Part of a data file

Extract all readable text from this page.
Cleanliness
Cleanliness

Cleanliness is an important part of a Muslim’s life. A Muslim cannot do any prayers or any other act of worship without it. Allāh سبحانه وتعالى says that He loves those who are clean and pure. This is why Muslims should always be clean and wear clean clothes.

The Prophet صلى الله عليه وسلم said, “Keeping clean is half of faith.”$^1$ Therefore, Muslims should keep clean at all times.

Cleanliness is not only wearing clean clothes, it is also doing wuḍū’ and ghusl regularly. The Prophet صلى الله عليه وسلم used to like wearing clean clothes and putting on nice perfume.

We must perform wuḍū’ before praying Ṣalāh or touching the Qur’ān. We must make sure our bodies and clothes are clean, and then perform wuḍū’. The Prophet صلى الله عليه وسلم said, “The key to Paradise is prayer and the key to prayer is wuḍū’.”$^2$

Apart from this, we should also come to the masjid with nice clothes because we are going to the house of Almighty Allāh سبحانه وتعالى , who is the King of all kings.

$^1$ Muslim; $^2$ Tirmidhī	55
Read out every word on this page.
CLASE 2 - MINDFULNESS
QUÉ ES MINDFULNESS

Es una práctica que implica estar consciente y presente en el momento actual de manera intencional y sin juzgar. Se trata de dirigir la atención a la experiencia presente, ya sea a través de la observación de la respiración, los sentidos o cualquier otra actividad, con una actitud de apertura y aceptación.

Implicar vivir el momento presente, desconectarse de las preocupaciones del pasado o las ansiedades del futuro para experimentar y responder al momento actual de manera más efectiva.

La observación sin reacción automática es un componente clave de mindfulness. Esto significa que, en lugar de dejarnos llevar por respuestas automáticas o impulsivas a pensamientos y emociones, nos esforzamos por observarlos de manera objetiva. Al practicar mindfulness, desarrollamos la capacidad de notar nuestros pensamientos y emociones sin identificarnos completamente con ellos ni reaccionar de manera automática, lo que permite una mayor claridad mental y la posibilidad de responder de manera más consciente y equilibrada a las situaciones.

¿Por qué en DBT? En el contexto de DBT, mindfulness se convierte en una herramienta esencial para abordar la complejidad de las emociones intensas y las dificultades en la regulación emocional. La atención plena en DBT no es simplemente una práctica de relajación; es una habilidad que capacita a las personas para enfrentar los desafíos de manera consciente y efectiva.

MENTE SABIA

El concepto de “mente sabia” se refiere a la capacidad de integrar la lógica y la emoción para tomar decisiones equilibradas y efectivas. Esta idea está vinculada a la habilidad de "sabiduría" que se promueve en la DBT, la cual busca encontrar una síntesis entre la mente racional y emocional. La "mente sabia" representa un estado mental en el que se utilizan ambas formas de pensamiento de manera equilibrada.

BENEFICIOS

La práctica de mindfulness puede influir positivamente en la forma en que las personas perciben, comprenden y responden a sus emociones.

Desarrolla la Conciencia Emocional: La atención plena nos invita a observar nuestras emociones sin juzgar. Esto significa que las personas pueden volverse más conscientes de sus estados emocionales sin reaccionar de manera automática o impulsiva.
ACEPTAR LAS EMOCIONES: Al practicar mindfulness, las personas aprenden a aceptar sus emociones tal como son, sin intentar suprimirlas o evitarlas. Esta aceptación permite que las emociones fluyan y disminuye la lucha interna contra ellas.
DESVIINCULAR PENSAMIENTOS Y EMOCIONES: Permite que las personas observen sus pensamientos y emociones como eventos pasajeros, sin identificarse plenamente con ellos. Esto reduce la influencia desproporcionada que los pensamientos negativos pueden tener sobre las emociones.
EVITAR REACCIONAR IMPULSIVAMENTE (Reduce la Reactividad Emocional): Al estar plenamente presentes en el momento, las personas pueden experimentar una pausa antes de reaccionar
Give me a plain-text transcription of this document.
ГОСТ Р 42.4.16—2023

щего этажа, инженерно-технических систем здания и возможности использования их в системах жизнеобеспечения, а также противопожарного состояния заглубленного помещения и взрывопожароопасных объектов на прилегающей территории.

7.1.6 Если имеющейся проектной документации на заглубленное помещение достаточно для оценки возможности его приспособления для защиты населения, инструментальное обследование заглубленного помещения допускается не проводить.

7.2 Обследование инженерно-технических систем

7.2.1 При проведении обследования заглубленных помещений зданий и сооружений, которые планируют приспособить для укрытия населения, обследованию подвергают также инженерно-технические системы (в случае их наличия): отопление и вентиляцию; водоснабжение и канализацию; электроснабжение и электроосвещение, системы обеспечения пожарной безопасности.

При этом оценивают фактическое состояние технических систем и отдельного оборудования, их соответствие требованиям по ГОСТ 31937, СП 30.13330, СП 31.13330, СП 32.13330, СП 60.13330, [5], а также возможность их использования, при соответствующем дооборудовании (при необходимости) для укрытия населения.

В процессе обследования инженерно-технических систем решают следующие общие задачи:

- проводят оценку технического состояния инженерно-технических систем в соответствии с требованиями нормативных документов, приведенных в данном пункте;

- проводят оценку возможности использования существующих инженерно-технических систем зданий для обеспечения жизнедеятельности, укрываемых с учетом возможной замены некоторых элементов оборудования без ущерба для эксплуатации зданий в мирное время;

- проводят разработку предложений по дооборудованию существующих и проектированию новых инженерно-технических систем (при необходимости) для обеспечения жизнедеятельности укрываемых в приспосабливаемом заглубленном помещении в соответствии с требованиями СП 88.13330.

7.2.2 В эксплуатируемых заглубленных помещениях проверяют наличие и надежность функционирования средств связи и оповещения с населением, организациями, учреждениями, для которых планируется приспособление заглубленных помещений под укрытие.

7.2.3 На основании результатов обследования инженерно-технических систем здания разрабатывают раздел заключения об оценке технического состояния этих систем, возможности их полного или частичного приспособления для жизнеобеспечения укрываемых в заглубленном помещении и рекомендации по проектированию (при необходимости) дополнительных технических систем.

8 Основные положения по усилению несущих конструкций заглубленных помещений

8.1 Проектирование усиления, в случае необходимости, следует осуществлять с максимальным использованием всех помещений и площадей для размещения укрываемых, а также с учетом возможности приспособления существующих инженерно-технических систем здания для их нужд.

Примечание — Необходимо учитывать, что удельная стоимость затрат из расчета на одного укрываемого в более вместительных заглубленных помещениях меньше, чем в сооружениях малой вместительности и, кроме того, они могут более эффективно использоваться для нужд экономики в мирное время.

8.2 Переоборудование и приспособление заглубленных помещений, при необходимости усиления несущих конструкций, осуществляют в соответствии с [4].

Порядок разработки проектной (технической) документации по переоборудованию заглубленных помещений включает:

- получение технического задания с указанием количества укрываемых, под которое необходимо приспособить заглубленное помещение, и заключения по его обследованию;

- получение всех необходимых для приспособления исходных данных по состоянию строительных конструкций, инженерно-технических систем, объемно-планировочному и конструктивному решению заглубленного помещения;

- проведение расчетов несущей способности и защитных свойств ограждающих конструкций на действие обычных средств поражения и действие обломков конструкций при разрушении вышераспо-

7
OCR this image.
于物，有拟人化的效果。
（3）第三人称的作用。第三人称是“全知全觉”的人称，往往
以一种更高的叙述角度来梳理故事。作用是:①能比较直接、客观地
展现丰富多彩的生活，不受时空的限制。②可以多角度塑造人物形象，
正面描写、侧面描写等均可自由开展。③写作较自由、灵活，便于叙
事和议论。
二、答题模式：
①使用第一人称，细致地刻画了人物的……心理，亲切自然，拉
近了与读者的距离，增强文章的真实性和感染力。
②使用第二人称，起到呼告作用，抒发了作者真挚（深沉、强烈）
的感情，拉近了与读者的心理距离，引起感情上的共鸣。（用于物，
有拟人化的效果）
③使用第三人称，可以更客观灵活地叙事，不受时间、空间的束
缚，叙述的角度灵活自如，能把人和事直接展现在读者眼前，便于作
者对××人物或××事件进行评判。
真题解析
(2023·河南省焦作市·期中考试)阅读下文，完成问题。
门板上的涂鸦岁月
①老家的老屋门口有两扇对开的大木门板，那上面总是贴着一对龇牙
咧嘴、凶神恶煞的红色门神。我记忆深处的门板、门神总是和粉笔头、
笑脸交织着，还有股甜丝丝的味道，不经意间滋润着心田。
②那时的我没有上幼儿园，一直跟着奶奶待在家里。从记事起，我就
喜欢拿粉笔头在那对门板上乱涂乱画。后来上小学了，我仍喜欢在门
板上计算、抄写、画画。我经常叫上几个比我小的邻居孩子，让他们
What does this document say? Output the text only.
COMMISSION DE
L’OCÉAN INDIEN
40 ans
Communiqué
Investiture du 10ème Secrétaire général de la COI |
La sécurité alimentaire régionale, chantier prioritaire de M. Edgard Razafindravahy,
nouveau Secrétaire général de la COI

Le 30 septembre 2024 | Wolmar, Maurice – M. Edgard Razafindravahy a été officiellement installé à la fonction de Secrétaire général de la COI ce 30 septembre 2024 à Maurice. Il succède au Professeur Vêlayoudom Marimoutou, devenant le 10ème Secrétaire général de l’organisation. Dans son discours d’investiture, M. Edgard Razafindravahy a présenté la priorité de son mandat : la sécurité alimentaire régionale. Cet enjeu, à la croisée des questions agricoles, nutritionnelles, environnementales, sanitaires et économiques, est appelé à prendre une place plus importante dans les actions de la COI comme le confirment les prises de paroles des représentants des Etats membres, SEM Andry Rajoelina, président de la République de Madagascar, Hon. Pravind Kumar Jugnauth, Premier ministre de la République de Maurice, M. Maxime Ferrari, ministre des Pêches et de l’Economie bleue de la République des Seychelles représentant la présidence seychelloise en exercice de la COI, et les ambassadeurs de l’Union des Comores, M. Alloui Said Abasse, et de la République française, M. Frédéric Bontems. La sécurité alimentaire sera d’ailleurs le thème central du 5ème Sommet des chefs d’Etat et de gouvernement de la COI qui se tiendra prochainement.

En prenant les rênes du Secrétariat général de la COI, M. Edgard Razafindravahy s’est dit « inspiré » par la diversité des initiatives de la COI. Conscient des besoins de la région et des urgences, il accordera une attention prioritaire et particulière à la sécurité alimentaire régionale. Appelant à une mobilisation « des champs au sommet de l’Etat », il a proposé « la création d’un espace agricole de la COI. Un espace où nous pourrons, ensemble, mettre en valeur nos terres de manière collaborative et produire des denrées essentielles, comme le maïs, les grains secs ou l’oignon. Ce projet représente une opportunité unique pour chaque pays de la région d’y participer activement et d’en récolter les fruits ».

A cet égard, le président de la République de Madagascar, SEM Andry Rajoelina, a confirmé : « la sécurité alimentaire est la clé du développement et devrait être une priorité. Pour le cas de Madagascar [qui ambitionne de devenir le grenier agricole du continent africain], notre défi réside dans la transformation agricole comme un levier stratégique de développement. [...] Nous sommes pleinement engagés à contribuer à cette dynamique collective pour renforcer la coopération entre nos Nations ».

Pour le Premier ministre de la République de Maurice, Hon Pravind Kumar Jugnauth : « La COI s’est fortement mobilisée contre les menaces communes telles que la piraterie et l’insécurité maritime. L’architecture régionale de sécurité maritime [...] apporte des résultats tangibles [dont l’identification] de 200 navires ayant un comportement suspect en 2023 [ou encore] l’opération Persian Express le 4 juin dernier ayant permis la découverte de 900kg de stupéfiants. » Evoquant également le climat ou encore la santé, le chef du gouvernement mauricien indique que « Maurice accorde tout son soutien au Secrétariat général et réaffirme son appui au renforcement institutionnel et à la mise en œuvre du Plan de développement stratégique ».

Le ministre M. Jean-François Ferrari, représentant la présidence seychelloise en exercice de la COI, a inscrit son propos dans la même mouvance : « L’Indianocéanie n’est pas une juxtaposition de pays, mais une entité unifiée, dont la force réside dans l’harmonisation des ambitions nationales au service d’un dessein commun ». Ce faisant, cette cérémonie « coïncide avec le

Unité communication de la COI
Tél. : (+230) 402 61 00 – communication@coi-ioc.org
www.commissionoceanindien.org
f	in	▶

▶ Short exercise
From the listing, copy every line where the string "wuḍū" appears.

▶ Solution to this problem
Cleanliness is not only wearing clean clothes, it is also doing wuḍū’ and ghusl regularly. The Prophet صلى الله عليه وسلم used to like wearing clean clothes and putting on nice perfume.
We must perform wuḍū’ before praying Ṣalāh or touching the Qur’ān. We must make sure our bodies and clothes are clean, and then perform wuḍū’. The Prophet صلى الله عليه وسلم said, “The key to Paradise is prayer and the key to prayer is wuḍū’.”$^2$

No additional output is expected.